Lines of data
►
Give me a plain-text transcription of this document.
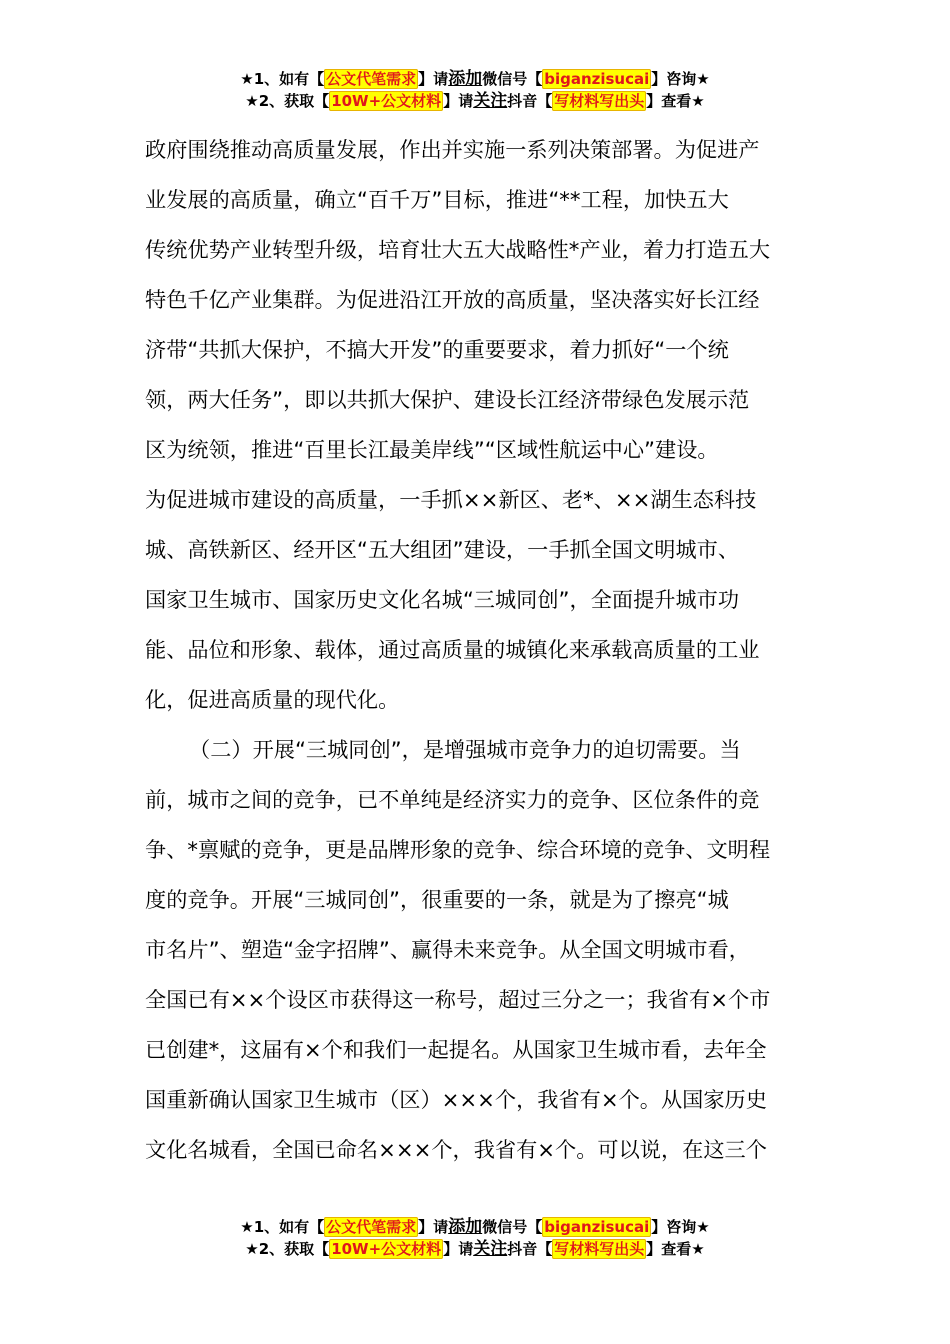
★1、如有【 公文代笔需求 】请添加微信号【 biganzisucai 】咨询★
★2、获取【 10W+公文材料 】请关注抖音【 写材料写出头 】查看★
政府围绕推动高质量发展，作出并实施一系列决策部署。为促进产
业发展的高质量，确立“百千万”目标，推进“**工程，加快五大
传统优势产业转型升级，培育壮大五大战略性*产业，着力打造五大
特色千亿产业集群。为促进沿江开放的高质量，坚决落实好长江经
济带“共抓大保护，不搞大开发”的重要要求，着力抓好“一个统
领，两大任务”，即以共抓大保护、建设长江经济带绿色发展示范
区为统领，推进“百里长江最美岸线”“区域性航运中心”建设。
为促进城市建设的高质量，一手抓××新区、老*、××湖生态科技
城、高铁新区、经开区“五大组团”建设，一手抓全国文明城市、
国家卫生城市、国家历史文化名城“三城同创”，全面提升城市功
能、品位和形象、载体，通过高质量的城镇化来承载高质量的工业
化，促进高质量的现代化。
（二）开展“三城同创”，是增强城市竞争力的迫切需要。当
前，城市之间的竞争，已不单纯是经济实力的竞争、区位条件的竞
争、*禀赋的竞争，更是品牌形象的竞争、综合环境的竞争、文明程
度的竞争。开展“三城同创”，很重要的一条，就是为了擦亮“城
市名片”、塑造“金字招牌”、赢得未来竞争。从全国文明城市看，
全国已有××个设区市获得这一称号，超过三分之一；我省有×个市
已创建*，这届有×个和我们一起提名。从国家卫生城市看，去年全
国重新确认国家卫生城市（区）×××个，我省有×个。从国家历史
文化名城看，全国已命名×××个，我省有×个。可以说，在这三个
★1、如有【 公文代笔需求 】请添加微信号【 biganzisucai 】咨询★
★2、获取【 10W+公文材料 】请关注抖音【 写材料写出头 】查看★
◄
Please repeat the entries exactly. Do not include the pictures.

Give me a plain-text transcription of this document.
★1、如有【 公文代笔需求 】请添加微信号【 biganzisucai 】咨询★
★2、获取【 10W+公文材料 】请关注抖音【 写材料写出头 】查看★
政府围绕推动高质量发展，作出并实施一系列决策部署。为促进产
业发展的高质量，确立“百千万”目标，推进“**工程，加快五大
传统优势产业转型升级，培育壮大五大战略性*产业，着力打造五大
特色千亿产业集群。为促进沿江开放的高质量，坚决落实好长江经
济带“共抓大保护，不搞大开发”的重要要求，着力抓好“一个统
领，两大任务”，即以共抓大保护、建设长江经济带绿色发展示范
区为统领，推进“百里长江最美岸线”“区域性航运中心”建设。
为促进城市建设的高质量，一手抓××新区、老*、××湖生态科技
城、高铁新区、经开区“五大组团”建设，一手抓全国文明城市、
国家卫生城市、国家历史文化名城“三城同创”，全面提升城市功
能、品位和形象、载体，通过高质量的城镇化来承载高质量的工业
化，促进高质量的现代化。
（二）开展“三城同创”，是增强城市竞争力的迫切需要。当
前，城市之间的竞争，已不单纯是经济实力的竞争、区位条件的竞
争、*禀赋的竞争，更是品牌形象的竞争、综合环境的竞争、文明程
度的竞争。开展“三城同创”，很重要的一条，就是为了擦亮“城
市名片”、塑造“金字招牌”、赢得未来竞争。从全国文明城市看，
全国已有××个设区市获得这一称号，超过三分之一；我省有×个市
已创建*，这届有×个和我们一起提名。从国家卫生城市看，去年全
国重新确认国家卫生城市（区）×××个，我省有×个。从国家历史
文化名城看，全国已命名×××个，我省有×个。可以说，在这三个
★1、如有【 公文代笔需求 】请添加微信号【 biganzisucai 】咨询★
★2、获取【 10W+公文材料 】请关注抖音【 写材料写出头 】查看★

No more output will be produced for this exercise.